═════ Data shown ═════
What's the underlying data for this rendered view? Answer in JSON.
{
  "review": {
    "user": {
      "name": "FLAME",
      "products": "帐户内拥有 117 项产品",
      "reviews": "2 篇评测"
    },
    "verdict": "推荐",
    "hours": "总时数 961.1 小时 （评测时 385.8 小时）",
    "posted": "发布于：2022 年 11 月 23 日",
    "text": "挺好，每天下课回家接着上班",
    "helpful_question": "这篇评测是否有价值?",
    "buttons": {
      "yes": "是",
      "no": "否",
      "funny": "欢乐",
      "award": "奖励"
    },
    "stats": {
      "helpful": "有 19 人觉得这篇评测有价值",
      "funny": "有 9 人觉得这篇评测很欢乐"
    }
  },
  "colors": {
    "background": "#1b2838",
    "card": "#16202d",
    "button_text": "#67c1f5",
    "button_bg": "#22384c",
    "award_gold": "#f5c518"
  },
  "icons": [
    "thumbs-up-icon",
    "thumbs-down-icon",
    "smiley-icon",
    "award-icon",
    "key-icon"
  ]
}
═════
(Task statement): Print the records above exactly as they appear.

(The output):
What's the underlying data for this rendered view? Answer in JSON.
{
  "review": {
    "user": {
      "name": "FLAME",
      "products": "帐户内拥有 117 项产品",
      "reviews": "2 篇评测"
    },
    "verdict": "推荐",
    "hours": "总时数 961.1 小时 （评测时 385.8 小时）",
    "posted": "发布于：2022 年 11 月 23 日",
    "text": "挺好，每天下课回家接着上班",
    "helpful_question": "这篇评测是否有价值?",
    "buttons": {
      "yes": "是",
      "no": "否",
      "funny": "欢乐",
      "award": "奖励"
    },
    "stats": {
      "helpful": "有 19 人觉得这篇评测有价值",
      "funny": "有 9 人觉得这篇评测很欢乐"
    }
  },
  "colors": {
    "background": "#1b2838",
    "card": "#16202d",
    "button_text": "#67c1f5",
    "button_bg": "#22384c",
    "award_gold": "#f5c518"
  },
  "icons": [
    "thumbs-up-icon",
    "thumbs-down-icon",
    "smiley-icon",
    "award-icon",
    "key-icon"
  ]
}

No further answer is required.